● GOAL: Check every line for the word "type" and state how many lines have it. Reply with the number alone.

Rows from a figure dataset
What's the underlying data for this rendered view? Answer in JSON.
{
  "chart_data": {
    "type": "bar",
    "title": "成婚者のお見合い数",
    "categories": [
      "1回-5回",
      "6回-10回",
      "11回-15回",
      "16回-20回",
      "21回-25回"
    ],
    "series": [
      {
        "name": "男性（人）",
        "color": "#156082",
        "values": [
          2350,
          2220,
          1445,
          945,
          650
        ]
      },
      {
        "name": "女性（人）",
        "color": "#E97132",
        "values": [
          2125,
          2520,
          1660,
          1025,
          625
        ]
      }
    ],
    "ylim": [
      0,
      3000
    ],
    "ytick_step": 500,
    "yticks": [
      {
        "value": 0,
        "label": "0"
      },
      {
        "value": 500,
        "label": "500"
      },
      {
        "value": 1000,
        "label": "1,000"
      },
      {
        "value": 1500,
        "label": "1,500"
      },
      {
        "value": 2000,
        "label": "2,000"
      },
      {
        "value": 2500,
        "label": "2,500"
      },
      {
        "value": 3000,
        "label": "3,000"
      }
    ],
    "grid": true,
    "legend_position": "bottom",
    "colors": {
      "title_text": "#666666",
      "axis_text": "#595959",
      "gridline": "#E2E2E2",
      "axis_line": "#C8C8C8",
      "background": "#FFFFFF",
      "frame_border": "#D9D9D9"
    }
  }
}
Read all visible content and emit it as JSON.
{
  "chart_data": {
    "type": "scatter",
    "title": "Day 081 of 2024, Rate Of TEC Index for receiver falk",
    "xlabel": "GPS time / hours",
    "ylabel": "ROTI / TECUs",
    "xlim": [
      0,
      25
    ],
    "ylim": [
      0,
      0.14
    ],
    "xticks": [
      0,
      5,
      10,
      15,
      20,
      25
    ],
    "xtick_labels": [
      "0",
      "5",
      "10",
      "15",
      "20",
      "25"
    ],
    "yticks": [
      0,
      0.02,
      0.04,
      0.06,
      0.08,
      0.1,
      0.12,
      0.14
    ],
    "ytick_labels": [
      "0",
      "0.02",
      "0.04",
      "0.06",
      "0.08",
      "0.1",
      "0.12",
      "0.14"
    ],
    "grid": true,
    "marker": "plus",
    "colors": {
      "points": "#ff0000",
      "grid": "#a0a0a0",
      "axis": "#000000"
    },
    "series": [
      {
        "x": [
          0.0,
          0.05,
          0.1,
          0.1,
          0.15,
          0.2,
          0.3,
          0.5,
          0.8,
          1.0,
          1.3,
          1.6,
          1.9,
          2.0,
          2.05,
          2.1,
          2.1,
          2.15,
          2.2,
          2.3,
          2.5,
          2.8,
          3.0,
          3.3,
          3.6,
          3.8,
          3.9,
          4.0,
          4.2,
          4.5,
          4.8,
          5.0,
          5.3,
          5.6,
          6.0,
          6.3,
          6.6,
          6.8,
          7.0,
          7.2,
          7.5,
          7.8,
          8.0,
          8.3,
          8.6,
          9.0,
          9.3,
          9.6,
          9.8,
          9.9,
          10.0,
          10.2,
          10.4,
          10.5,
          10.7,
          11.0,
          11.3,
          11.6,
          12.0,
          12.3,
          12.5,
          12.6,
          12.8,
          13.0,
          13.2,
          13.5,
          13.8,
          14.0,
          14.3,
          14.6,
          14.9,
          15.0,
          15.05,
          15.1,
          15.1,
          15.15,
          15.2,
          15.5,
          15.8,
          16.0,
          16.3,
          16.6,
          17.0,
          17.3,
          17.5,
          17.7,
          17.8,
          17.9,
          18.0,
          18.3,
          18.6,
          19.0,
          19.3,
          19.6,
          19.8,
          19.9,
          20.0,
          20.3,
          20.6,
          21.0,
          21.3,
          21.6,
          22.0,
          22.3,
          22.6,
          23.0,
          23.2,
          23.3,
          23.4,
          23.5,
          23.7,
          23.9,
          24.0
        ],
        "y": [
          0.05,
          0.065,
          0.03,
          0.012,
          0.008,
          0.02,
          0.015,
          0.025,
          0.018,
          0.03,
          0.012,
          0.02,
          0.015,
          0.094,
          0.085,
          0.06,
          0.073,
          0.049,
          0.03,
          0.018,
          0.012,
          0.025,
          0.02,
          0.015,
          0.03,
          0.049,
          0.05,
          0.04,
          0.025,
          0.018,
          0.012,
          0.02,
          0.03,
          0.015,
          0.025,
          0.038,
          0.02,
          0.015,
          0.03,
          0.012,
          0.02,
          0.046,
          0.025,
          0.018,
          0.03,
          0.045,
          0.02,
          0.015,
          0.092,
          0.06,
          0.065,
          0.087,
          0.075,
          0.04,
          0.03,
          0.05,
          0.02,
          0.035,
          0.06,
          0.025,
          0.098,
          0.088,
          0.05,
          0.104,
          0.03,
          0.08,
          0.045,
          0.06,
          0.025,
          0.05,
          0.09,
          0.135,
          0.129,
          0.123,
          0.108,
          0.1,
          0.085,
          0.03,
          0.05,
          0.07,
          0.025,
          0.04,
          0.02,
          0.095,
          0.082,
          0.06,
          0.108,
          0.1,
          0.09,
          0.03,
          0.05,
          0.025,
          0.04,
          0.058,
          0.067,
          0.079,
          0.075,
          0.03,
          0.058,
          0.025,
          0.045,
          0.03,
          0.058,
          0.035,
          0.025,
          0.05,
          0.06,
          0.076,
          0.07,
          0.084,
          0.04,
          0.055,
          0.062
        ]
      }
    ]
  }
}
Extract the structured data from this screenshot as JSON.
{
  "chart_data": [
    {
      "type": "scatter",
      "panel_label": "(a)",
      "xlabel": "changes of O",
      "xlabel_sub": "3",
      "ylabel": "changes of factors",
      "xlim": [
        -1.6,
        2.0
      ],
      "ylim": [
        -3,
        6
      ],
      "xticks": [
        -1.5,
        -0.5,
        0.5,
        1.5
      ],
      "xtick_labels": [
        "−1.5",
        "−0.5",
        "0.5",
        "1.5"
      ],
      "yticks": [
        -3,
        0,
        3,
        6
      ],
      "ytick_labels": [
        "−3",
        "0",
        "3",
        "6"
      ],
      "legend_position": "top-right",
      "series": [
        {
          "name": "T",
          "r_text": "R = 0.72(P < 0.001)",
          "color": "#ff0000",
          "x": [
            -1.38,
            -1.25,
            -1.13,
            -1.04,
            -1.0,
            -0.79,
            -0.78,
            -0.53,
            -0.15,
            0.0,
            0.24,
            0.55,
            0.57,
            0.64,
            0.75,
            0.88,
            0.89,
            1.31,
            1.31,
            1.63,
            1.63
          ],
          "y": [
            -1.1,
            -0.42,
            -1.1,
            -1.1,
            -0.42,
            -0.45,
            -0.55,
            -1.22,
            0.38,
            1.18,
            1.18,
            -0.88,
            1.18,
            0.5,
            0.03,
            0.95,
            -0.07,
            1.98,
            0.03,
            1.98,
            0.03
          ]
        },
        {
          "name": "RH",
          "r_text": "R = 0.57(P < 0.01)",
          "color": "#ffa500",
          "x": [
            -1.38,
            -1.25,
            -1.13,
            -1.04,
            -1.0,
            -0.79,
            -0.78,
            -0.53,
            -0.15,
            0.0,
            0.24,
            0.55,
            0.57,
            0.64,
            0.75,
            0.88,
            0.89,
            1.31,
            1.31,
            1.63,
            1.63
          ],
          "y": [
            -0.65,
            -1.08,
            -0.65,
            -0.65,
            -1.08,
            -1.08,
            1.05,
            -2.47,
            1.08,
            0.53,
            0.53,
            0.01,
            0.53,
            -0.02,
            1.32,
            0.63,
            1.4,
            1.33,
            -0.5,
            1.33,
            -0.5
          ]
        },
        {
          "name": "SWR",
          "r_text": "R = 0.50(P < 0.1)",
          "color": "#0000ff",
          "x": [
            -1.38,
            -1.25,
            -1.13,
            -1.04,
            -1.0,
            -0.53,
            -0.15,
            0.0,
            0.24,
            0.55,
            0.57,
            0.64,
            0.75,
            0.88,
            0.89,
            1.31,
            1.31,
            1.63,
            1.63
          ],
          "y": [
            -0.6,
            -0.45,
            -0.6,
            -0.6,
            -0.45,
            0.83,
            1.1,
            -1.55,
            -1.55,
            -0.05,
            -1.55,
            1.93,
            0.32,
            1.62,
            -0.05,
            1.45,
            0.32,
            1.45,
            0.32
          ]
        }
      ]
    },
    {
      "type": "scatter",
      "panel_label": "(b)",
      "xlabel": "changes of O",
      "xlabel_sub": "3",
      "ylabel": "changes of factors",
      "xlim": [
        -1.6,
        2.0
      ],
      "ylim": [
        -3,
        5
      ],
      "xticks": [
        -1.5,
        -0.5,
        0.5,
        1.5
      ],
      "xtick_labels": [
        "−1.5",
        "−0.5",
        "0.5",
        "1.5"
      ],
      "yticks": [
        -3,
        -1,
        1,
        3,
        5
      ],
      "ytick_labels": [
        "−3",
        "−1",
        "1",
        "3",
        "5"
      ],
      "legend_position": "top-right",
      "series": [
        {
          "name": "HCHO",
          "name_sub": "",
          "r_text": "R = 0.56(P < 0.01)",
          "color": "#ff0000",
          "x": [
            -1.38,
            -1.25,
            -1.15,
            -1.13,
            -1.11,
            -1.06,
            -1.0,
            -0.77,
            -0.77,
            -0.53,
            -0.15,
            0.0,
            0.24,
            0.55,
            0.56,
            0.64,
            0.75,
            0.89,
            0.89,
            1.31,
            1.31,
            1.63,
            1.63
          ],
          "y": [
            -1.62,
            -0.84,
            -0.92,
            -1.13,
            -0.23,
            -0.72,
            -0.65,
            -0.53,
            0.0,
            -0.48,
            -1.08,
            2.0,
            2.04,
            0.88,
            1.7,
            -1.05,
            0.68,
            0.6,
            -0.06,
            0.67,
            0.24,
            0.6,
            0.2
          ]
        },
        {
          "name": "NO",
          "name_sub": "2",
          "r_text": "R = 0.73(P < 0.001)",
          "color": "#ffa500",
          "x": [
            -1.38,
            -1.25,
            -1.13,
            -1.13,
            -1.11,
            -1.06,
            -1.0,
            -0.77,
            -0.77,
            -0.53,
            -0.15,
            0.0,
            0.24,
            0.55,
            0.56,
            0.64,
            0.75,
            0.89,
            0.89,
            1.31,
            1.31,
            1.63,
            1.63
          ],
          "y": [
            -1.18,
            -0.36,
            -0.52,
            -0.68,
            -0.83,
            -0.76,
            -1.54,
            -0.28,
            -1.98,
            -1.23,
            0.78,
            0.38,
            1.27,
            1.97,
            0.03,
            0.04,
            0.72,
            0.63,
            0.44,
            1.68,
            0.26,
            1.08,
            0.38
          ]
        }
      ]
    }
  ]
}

● SOLUTION TO THE PROBLEM: 4